* [Given data]:
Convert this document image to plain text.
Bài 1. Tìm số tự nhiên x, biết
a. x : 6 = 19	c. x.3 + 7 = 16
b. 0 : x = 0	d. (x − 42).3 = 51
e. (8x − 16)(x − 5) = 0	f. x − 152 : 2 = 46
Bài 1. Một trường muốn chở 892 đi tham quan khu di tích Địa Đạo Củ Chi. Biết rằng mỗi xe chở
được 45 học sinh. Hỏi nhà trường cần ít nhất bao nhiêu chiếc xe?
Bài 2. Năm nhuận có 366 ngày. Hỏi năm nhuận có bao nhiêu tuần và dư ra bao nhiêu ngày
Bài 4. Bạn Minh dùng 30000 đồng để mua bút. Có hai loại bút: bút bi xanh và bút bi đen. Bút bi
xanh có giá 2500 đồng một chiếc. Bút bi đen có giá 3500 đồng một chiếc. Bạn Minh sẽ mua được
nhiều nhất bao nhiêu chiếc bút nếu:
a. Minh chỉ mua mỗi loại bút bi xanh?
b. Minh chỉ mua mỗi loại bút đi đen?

* [Task objective]:
From the listing above, extract every line exactly as it stands.

* [Task result]:
Convert this document image to plain text.
Bài 1. Tìm số tự nhiên x, biết
a. x : 6 = 19	c. x.3 + 7 = 16
b. 0 : x = 0	d. (x − 42).3 = 51
e. (8x − 16)(x − 5) = 0	f. x − 152 : 2 = 46
Bài 1. Một trường muốn chở 892 đi tham quan khu di tích Địa Đạo Củ Chi. Biết rằng mỗi xe chở
được 45 học sinh. Hỏi nhà trường cần ít nhất bao nhiêu chiếc xe?
Bài 2. Năm nhuận có 366 ngày. Hỏi năm nhuận có bao nhiêu tuần và dư ra bao nhiêu ngày
Bài 4. Bạn Minh dùng 30000 đồng để mua bút. Có hai loại bút: bút bi xanh và bút bi đen. Bút bi
xanh có giá 2500 đồng một chiếc. Bút bi đen có giá 3500 đồng một chiếc. Bạn Minh sẽ mua được
nhiều nhất bao nhiêu chiếc bút nếu:
a. Minh chỉ mua mỗi loại bút bi xanh?
b. Minh chỉ mua mỗi loại bút đi đen?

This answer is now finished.